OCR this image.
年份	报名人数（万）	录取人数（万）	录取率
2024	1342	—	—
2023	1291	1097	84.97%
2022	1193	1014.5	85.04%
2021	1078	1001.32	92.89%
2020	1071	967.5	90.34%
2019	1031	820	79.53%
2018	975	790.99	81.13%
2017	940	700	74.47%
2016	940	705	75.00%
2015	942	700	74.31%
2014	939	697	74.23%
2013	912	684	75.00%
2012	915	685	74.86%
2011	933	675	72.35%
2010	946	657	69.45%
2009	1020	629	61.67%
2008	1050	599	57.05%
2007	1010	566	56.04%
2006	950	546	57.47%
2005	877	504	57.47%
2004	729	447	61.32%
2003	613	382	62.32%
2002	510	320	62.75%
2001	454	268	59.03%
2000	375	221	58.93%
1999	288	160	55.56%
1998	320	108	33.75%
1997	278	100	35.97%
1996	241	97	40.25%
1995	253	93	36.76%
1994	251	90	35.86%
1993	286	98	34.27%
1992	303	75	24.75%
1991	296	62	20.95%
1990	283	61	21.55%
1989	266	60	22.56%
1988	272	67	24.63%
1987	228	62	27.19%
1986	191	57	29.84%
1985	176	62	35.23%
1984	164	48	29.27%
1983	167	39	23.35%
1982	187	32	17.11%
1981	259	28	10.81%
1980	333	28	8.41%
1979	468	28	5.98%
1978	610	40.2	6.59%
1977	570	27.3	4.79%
□ □ □ □ □
● GOAL
Retype the entries exactly, including every line.

● EXERCISE OUTPUT
OCR this image.
年份	报名人数（万）	录取人数（万）	录取率
2024	1342	—	—
2023	1291	1097	84.97%
2022	1193	1014.5	85.04%
2021	1078	1001.32	92.89%
2020	1071	967.5	90.34%
2019	1031	820	79.53%
2018	975	790.99	81.13%
2017	940	700	74.47%
2016	940	705	75.00%
2015	942	700	74.31%
2014	939	697	74.23%
2013	912	684	75.00%
2012	915	685	74.86%
2011	933	675	72.35%
2010	946	657	69.45%
2009	1020	629	61.67%
2008	1050	599	57.05%
2007	1010	566	56.04%
2006	950	546	57.47%
2005	877	504	57.47%
2004	729	447	61.32%
2003	613	382	62.32%
2002	510	320	62.75%
2001	454	268	59.03%
2000	375	221	58.93%
1999	288	160	55.56%
1998	320	108	33.75%
1997	278	100	35.97%
1996	241	97	40.25%
1995	253	93	36.76%
1994	251	90	35.86%
1993	286	98	34.27%
1992	303	75	24.75%
1991	296	62	20.95%
1990	283	61	21.55%
1989	266	60	22.56%
1988	272	67	24.63%
1987	228	62	27.19%
1986	191	57	29.84%
1985	176	62	35.23%
1984	164	48	29.27%
1983	167	39	23.35%
1982	187	32	17.11%
1981	259	28	10.81%
1980	333	28	8.41%
1979	468	28	5.98%
1978	610	40.2	6.59%
1977	570	27.3	4.79%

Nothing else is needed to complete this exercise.